* _Working data_
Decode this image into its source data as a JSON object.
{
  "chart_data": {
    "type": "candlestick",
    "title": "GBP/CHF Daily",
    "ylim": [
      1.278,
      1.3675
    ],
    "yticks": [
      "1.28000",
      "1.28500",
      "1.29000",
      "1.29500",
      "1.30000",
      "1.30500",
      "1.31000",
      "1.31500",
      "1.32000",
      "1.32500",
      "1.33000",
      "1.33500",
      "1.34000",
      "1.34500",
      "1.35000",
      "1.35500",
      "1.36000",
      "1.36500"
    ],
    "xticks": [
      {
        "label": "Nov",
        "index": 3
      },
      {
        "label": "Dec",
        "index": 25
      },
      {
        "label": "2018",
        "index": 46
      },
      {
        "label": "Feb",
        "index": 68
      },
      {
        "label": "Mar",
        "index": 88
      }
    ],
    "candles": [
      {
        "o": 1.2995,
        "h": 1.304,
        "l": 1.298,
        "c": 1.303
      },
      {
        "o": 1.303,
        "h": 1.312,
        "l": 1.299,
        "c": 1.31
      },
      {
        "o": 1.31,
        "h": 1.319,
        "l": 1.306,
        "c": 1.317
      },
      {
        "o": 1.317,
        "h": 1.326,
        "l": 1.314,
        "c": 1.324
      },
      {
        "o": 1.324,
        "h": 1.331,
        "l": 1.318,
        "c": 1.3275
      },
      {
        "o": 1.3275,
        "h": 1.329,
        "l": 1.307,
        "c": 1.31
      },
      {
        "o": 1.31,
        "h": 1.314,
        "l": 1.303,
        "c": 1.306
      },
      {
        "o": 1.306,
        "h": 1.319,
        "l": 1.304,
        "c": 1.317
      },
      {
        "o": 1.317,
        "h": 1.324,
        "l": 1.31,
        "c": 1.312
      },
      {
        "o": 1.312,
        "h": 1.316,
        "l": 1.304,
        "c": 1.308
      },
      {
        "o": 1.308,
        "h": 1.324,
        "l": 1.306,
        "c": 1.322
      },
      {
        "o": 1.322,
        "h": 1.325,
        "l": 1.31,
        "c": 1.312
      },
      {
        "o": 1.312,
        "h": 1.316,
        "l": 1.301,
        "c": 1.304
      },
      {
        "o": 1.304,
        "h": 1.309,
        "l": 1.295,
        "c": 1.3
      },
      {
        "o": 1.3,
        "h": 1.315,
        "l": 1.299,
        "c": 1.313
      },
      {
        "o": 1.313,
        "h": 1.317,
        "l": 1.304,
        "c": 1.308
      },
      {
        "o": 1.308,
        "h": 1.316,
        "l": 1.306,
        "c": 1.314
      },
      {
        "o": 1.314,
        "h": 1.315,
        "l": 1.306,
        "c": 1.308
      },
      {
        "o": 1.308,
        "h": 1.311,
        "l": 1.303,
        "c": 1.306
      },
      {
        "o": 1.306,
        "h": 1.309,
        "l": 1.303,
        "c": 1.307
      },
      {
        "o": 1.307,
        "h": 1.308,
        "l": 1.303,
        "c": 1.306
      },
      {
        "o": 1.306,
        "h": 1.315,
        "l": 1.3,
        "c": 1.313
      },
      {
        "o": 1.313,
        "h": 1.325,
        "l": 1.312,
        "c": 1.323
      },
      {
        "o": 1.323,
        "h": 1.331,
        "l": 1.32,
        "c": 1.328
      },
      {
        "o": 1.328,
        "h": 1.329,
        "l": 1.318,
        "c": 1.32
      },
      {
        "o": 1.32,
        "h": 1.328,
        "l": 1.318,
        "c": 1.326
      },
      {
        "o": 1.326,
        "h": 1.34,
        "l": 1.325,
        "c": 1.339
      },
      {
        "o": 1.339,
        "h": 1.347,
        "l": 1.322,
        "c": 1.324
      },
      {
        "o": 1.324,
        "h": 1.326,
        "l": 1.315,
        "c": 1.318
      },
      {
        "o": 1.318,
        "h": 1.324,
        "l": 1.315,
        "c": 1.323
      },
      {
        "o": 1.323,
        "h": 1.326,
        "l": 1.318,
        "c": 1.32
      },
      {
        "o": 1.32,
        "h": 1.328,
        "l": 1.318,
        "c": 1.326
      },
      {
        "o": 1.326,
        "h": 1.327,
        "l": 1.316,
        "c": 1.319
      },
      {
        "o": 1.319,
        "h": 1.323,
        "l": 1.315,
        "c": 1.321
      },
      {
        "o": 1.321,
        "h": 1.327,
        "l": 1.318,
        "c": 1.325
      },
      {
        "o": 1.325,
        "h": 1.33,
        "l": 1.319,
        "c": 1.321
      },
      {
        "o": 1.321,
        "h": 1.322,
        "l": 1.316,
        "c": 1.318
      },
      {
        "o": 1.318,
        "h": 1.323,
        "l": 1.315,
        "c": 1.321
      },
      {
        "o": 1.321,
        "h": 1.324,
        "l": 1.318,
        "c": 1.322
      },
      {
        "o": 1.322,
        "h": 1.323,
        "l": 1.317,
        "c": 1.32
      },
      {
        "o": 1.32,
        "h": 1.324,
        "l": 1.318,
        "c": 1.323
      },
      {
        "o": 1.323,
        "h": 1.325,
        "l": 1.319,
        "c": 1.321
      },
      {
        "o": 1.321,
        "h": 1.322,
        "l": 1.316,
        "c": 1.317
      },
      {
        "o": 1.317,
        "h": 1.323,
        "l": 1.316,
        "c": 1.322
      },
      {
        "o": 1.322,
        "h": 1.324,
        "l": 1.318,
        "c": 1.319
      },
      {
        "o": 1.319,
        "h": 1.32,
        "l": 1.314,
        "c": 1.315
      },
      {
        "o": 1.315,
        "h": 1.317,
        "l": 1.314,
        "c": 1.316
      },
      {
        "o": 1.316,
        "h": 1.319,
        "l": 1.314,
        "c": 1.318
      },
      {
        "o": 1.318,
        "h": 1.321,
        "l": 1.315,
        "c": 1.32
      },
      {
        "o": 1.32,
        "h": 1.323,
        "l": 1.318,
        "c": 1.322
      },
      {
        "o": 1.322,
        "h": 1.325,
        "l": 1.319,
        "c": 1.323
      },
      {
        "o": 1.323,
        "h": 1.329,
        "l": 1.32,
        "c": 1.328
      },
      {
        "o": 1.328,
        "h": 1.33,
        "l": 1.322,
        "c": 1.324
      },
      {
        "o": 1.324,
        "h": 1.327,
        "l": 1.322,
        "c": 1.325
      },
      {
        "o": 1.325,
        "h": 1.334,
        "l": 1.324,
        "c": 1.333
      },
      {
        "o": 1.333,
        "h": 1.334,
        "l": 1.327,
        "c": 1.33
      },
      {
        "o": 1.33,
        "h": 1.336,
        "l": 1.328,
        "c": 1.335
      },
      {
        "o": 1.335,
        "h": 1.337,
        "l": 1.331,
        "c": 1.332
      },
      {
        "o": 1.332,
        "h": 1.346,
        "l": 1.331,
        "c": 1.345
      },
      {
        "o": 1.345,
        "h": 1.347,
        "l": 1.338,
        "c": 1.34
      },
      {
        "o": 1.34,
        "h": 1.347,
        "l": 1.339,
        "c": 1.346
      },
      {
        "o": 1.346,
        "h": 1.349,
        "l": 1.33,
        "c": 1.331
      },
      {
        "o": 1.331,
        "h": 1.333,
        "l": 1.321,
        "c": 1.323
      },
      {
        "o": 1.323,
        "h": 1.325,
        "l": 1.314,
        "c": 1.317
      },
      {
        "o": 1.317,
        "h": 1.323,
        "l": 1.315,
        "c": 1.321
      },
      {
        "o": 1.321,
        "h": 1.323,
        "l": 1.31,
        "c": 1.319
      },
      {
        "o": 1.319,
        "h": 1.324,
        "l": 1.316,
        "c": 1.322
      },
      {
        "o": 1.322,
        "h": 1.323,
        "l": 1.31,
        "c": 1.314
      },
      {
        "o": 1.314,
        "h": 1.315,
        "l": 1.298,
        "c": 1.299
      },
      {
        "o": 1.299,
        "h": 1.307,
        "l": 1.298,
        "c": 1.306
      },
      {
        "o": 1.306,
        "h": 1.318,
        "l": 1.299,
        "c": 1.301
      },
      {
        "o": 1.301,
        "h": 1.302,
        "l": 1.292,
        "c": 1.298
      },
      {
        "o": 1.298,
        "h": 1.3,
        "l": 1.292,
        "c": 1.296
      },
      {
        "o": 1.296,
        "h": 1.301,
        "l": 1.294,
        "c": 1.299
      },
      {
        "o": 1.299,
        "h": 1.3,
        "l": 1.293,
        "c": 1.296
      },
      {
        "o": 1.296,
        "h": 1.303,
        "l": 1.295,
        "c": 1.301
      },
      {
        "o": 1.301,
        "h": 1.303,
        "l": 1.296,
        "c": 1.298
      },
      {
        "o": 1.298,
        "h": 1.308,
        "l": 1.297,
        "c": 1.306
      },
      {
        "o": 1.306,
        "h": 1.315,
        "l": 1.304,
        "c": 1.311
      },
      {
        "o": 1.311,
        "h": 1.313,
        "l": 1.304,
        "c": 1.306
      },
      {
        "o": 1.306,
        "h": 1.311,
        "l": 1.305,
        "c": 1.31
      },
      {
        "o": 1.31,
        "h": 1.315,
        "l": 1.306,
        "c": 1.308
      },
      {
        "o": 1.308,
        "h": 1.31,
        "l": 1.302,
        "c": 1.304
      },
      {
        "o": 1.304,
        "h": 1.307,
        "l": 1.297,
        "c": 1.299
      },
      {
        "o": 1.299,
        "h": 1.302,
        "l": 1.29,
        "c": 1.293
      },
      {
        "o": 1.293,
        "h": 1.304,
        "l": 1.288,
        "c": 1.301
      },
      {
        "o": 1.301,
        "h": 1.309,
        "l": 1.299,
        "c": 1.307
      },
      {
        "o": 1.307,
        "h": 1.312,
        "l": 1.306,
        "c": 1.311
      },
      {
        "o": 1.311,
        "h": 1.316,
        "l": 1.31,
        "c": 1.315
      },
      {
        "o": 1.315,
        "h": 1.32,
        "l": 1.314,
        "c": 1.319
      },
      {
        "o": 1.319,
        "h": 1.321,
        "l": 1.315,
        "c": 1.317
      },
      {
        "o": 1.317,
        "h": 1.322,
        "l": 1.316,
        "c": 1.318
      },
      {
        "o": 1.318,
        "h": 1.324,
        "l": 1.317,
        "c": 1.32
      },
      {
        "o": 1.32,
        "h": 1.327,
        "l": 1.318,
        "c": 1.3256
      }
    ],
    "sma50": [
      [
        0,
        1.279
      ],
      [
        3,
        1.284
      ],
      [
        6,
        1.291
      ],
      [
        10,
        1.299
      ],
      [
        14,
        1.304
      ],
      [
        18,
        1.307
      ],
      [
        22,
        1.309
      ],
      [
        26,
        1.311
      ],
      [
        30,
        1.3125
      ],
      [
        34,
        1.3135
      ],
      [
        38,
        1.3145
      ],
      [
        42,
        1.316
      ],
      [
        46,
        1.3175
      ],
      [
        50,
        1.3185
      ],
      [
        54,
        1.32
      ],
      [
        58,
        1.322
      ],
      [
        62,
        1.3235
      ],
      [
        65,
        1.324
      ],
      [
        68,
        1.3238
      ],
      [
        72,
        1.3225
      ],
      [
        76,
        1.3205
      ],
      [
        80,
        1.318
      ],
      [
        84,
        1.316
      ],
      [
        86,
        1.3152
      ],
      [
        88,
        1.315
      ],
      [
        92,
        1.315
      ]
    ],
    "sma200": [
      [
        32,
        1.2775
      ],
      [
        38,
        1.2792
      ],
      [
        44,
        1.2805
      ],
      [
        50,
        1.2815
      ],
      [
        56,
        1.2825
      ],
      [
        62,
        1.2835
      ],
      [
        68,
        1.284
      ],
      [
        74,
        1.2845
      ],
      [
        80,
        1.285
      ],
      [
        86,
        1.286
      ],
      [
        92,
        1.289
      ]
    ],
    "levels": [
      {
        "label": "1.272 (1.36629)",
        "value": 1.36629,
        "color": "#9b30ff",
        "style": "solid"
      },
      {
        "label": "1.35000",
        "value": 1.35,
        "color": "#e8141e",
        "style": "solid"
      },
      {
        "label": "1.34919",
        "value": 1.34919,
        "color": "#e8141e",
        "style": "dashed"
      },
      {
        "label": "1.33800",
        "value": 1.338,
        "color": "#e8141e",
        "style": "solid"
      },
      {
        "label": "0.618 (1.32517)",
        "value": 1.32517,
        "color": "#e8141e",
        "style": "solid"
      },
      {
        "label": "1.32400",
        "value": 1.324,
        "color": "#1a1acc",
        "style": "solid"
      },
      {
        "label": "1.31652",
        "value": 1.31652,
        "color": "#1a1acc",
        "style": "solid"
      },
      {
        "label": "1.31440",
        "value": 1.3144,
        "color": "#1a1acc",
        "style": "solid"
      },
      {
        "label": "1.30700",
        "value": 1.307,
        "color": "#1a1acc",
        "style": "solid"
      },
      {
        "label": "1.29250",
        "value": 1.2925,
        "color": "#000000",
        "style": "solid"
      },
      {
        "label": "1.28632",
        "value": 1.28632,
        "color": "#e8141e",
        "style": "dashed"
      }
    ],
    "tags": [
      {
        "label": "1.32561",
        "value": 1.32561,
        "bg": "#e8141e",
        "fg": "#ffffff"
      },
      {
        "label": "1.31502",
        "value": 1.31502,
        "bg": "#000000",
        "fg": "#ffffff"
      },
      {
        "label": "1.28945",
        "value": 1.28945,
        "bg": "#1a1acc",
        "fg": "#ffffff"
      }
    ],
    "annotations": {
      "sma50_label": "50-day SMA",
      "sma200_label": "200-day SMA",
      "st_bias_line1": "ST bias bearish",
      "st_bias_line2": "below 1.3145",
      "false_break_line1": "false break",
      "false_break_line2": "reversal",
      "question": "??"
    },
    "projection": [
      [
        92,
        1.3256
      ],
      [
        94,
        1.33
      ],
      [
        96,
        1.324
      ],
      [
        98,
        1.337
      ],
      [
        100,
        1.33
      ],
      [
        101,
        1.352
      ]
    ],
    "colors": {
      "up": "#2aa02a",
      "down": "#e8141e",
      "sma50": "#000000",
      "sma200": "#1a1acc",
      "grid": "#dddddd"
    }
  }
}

* _Work instructions_
How many lines in the records above contain the word "index"? Give only the number.

* _Answer for this exercise_
5